Source data
----

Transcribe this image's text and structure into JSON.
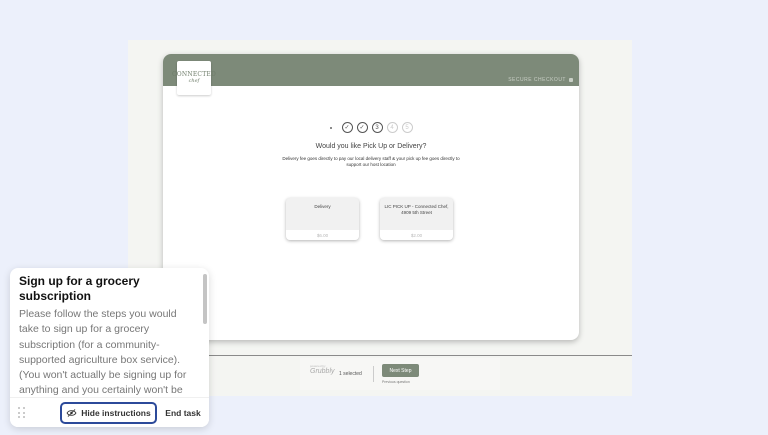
{
  "checkout": {
    "logo_line1": "CONNECTED",
    "logo_line2": "chef",
    "secure_label": "SECURE CHECKOUT",
    "steps": [
      "✓",
      "✓",
      "3",
      "4",
      "5"
    ],
    "question": "Would you like Pick Up or Delivery?",
    "note": "Delivery fee goes directly to pay our local delivery staff & your pick up fee goes directly to support our host location",
    "options": [
      {
        "name": "Delivery",
        "price": "$6.00"
      },
      {
        "name": "LIC PICK UP - Connected Chef, 4909 5th Street",
        "price": "$2.00"
      }
    ]
  },
  "footer": {
    "brand_small": "powered by",
    "brand": "Grubbly",
    "selected": "1 selected",
    "next_label": "Next Step",
    "prev_label": "Previous question"
  },
  "instructions": {
    "title": "Sign up for a grocery subscription",
    "body": "Please follow the steps you would take to sign up for a grocery subscription (for a community-supported agriculture box service). (You won't actually be signing up for anything and you certainly won't be charged.)",
    "hide_label": "Hide instructions",
    "end_label": "End task"
  },
  "colors": {
    "accent": "#7d8a79",
    "focus": "#2c4a9a"
  }
}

----

■ Aim
Consider the entries above and return each line with the string "Delivery".

■ Full answer
    "question": "Would you like Pick Up or Delivery?",
    "note": "Delivery fee goes directly to pay our local delivery staff & your pick up fee goes directly to support our host location",
        "name": "Delivery",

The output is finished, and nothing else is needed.